Dataset excerpt
——————————

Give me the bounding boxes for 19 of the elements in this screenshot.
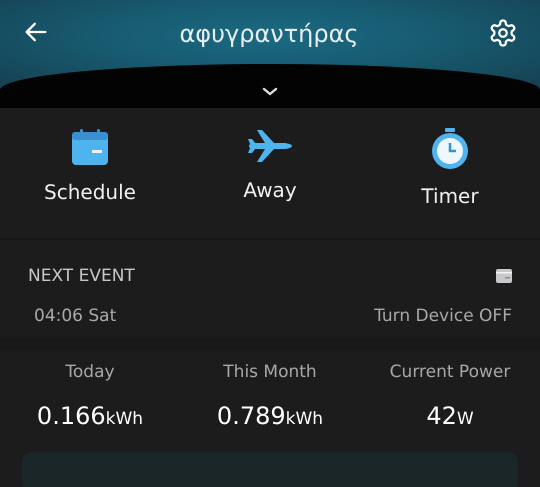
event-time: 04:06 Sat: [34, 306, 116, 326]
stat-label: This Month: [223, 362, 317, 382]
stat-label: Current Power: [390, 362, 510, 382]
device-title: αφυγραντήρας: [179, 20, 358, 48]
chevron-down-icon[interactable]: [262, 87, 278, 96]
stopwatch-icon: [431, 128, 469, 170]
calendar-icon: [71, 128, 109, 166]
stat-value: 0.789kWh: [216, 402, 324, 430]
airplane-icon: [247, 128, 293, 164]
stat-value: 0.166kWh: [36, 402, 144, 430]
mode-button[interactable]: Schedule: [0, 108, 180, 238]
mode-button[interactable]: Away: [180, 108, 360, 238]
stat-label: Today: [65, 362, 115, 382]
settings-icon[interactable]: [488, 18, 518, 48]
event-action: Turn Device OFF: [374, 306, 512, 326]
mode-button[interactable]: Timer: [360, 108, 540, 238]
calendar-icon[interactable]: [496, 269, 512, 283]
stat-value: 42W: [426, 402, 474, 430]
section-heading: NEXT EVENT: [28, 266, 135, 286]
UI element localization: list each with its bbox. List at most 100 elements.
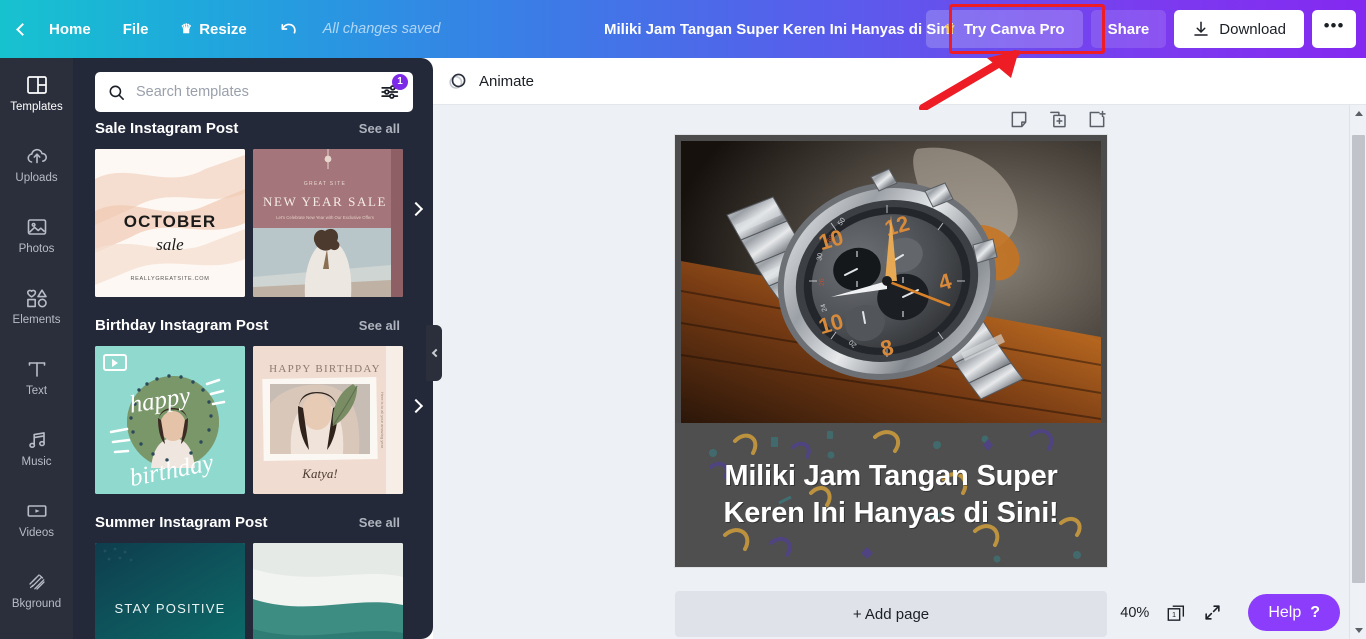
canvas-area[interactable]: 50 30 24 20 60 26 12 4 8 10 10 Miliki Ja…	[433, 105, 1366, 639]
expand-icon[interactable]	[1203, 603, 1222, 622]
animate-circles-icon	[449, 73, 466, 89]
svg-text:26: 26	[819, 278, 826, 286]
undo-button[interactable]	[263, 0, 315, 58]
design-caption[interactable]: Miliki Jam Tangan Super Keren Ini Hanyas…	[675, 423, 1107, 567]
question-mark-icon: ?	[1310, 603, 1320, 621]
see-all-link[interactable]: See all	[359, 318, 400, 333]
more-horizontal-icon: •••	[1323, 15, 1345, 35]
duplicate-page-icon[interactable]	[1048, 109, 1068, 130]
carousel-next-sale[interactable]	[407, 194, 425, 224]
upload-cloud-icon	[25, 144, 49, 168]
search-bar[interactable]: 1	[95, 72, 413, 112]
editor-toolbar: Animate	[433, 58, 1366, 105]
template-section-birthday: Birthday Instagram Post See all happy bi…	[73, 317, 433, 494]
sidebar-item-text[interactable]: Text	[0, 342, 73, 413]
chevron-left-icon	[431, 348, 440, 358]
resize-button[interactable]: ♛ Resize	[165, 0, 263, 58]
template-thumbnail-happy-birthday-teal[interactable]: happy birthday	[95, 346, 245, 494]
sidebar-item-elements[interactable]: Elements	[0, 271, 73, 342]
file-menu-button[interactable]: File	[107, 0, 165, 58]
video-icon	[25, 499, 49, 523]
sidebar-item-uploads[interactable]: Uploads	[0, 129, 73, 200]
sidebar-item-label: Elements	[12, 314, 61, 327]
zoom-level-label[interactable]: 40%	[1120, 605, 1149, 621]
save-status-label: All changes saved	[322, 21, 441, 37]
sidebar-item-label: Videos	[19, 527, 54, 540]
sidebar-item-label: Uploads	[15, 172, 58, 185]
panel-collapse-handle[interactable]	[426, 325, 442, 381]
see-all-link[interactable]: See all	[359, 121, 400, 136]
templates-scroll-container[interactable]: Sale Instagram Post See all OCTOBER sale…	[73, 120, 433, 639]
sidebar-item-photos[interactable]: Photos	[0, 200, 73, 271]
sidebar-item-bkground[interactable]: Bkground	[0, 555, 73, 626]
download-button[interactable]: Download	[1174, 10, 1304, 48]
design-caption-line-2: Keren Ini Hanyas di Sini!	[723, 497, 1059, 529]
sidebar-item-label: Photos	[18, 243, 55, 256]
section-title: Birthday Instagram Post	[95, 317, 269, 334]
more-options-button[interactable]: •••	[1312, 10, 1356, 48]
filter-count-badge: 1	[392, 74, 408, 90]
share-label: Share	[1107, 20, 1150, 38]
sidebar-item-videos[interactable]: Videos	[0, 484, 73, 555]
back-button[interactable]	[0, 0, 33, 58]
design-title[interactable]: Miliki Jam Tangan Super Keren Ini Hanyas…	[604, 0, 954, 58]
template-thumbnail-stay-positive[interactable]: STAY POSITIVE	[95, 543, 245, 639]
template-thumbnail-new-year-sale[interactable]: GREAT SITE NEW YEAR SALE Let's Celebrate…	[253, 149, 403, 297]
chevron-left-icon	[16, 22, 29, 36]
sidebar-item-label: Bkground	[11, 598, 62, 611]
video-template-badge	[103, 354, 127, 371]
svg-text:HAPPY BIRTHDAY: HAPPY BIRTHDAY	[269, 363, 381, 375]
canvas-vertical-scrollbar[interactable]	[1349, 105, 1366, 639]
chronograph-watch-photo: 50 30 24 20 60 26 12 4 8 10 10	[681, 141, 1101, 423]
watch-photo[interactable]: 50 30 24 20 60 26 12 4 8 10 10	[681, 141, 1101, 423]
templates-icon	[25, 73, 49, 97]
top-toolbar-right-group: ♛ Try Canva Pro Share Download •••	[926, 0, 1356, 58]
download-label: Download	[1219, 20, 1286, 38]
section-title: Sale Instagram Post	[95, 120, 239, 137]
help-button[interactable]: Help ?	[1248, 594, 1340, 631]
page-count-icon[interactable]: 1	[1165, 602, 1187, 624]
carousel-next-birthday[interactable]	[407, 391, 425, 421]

——————————

Repeat every line from the one containing "canvas-area[interactable]: 50 30" through the one containing "484, 73, 555]", including both.

• _Solution_:
canvas-area[interactable]: 50 30 24 20 60 26 12 4 8 10 10 Miliki Ja…	[433, 105, 1366, 639]
expand-icon[interactable]	[1203, 603, 1222, 622]
animate-circles-icon	[449, 73, 466, 89]
svg-text:26: 26	[819, 278, 826, 286]
undo-button[interactable]	[263, 0, 315, 58]
design-caption[interactable]: Miliki Jam Tangan Super Keren Ini Hanyas…	[675, 423, 1107, 567]
question-mark-icon: ?	[1310, 603, 1320, 621]
see-all-link[interactable]: See all	[359, 318, 400, 333]
more-horizontal-icon: •••	[1323, 15, 1345, 35]
duplicate-page-icon[interactable]	[1048, 109, 1068, 130]
carousel-next-sale[interactable]	[407, 194, 425, 224]
upload-cloud-icon	[25, 144, 49, 168]
search-bar[interactable]: 1	[95, 72, 413, 112]
editor-toolbar: Animate	[433, 58, 1366, 105]
template-section-birthday: Birthday Instagram Post See all happy bi…	[73, 317, 433, 494]
sidebar-item-text[interactable]: Text	[0, 342, 73, 413]
chevron-left-icon	[431, 348, 440, 358]
resize-button[interactable]: ♛ Resize	[165, 0, 263, 58]
template-thumbnail-happy-birthday-teal[interactable]: happy birthday	[95, 346, 245, 494]
sidebar-item-elements[interactable]: Elements	[0, 271, 73, 342]
file-menu-button[interactable]: File	[107, 0, 165, 58]
video-icon	[25, 499, 49, 523]
sidebar-item-uploads[interactable]: Uploads	[0, 129, 73, 200]
sidebar-item-label: Elements	[12, 314, 61, 327]
zoom-level-label[interactable]: 40%	[1120, 605, 1149, 621]
save-status-label: All changes saved	[322, 21, 441, 37]
sidebar-item-label: Videos	[19, 527, 54, 540]
sidebar-item-label: Uploads	[15, 172, 58, 185]
panel-collapse-handle[interactable]	[426, 325, 442, 381]
see-all-link[interactable]: See all	[359, 121, 400, 136]
templates-scroll-container[interactable]: Sale Instagram Post See all OCTOBER sale…	[73, 120, 433, 639]
sidebar-item-photos[interactable]: Photos	[0, 200, 73, 271]
sidebar-item-bkground[interactable]: Bkground	[0, 555, 73, 626]
download-button[interactable]: Download	[1174, 10, 1304, 48]
design-caption-line-2: Keren Ini Hanyas di Sini!	[723, 497, 1059, 529]
sidebar-item-label: Photos	[18, 243, 55, 256]
section-title: Birthday Instagram Post	[95, 317, 269, 334]
more-options-button[interactable]: •••	[1312, 10, 1356, 48]
filter-count-badge: 1	[392, 74, 408, 90]
share-label: Share	[1107, 20, 1150, 38]
sidebar-item-videos[interactable]: Videos	[0, 484, 73, 555]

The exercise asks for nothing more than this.